***** DOCUMENT EXCERPT
Through the sword of air – Hacking Bluetooth 4.0 BLE Protocol

Jin Yang , Senior Security Researcher , ThreatBook

Bluetooth Low Energy (BLE) protocol has become the most commonly used short-range wireless communication technology for IOT devices and smart hardwares, people are paying more and more attention to its security. It is estimated that there are 8 billion devices using the BLE protocol in the worldwide, which include our most commonly used smart phones, cars, smart watches, smart home appliances, industrial control devices, medical devices and so on. This number is still increasing day by day.

Just when I wrote this abstract, the “BlueBorne” security issue was disclosed. It is not one vulnerability, but eight Bluetooth vulnerabilities, four of them are in high dangerous level. This is showing that BlueBorne is very powerful, and it can attack Apple IOS, Android, Windows and Linux.

The “BlueBorne” issue: https://www.armis.com/blueborne/

The usual attacks are aimed to attacking the personal computers and servers, and if combined with the BLE protocol attack means, its can attack the nearby BLE devices through the Bluetooth chips of captured hosts’. BLE agreement is a perfect air bridge!

If there are no such BlueBorne vulnerabilities, are those devices which use BLE protocol safe? The answer is no. My topic will exemplify how to attack BLE devices even there is no vulnerability.

The first part is the introduction of the foundation of the basic BLE protocol, which includes BLE protocol stack, the frequency hopping communication technology used within BLE protocol, the broadcast mode and the data communication mode.

The second part is the analysis of the frequency hopping in broadcast mode and the data communication mode, and some very important broadcast mode data packets. In this part there is also the presentation of a complete connection and communication process under BLE protocol as well.
**********
**TASK BRIEF:**
Duplicate the portion of the BLE hacking abstract above that opens with the words containing "Just when I" and closes with "Windows and Linux.", keeping every word and mark unchanged.
***** EXERCISE DATA
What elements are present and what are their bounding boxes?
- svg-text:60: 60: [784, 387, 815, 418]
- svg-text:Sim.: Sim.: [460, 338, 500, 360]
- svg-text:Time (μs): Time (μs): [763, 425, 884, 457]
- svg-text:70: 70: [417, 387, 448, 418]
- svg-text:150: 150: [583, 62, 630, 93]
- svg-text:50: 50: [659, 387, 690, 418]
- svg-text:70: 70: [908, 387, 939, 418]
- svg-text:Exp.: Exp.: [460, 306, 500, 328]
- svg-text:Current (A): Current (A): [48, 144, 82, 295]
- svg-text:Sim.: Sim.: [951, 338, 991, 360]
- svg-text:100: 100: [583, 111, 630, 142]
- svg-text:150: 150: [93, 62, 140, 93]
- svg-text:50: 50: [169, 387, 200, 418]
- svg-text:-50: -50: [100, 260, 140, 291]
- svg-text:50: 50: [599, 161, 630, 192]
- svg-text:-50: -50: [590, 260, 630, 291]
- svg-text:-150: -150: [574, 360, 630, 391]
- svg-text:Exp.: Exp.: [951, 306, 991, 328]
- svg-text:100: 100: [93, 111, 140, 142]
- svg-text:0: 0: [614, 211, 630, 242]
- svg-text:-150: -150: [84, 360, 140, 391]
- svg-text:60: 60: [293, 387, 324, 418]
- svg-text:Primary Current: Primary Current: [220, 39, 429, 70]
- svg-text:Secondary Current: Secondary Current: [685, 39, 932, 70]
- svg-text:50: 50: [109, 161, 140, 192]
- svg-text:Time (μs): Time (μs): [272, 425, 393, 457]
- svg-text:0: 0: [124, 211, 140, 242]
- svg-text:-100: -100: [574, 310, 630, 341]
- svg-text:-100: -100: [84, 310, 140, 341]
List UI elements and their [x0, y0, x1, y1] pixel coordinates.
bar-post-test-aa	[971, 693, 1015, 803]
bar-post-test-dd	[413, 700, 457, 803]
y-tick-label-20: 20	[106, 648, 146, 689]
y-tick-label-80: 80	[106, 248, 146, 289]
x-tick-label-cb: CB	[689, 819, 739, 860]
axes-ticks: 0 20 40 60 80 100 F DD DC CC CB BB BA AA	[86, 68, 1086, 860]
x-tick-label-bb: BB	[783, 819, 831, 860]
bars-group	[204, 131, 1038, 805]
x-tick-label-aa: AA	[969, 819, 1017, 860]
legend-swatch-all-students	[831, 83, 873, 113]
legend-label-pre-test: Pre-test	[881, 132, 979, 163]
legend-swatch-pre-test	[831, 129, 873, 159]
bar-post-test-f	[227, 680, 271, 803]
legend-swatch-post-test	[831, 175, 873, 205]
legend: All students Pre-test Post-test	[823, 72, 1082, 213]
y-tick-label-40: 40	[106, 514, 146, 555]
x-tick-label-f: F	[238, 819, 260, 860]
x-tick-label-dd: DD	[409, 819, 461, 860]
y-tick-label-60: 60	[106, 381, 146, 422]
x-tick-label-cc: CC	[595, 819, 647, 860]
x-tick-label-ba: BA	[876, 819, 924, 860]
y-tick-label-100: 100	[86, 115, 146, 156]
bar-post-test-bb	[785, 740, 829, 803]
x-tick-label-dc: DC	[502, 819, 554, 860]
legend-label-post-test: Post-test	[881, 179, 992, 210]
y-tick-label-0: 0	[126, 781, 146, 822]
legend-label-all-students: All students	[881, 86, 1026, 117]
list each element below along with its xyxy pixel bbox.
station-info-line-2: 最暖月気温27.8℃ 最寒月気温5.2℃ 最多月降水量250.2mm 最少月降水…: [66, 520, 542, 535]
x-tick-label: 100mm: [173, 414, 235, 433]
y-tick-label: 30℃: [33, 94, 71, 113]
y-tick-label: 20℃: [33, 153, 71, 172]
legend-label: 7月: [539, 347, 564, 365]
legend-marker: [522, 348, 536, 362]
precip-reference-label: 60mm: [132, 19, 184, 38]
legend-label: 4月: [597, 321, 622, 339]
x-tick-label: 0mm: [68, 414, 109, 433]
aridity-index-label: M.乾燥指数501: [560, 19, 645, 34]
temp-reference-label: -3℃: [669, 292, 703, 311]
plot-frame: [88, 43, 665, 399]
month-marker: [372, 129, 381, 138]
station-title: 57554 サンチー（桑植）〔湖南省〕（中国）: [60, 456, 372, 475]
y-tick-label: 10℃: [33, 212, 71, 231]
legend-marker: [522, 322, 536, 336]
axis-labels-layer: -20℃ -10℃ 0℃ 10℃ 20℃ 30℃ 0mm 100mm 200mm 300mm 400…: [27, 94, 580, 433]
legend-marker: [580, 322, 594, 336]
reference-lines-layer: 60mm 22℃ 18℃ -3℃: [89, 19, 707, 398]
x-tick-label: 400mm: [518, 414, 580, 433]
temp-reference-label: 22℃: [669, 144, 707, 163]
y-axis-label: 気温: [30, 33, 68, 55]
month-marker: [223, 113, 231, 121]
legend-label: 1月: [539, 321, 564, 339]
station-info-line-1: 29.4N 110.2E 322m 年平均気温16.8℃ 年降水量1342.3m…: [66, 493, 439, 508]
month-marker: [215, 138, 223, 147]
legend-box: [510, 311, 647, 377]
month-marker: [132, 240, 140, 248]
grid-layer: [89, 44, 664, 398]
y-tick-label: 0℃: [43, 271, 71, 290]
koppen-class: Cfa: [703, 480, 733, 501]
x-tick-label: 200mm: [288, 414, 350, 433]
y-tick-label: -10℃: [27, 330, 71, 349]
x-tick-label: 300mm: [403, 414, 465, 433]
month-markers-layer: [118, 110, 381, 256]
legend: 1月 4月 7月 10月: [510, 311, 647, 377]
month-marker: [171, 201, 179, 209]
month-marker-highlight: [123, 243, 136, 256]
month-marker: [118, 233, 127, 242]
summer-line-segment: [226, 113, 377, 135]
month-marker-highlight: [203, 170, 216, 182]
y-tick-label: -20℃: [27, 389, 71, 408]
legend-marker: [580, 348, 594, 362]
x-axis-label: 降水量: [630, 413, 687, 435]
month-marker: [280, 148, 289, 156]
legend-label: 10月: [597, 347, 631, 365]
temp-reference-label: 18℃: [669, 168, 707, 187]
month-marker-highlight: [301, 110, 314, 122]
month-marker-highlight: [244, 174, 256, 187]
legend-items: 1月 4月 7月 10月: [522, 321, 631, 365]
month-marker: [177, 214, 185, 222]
**********
**EXPECTED ANSWER:**
Just when I wrote this abstract, the “BlueBorne” security issue was disclosed. It is not one vulnerability, but eight Bluetooth vulnerabilities, four of them are in high dangerous level. This is showing that BlueBorne is very powerful, and it can attack Apple IOS, Android, Windows and Linux.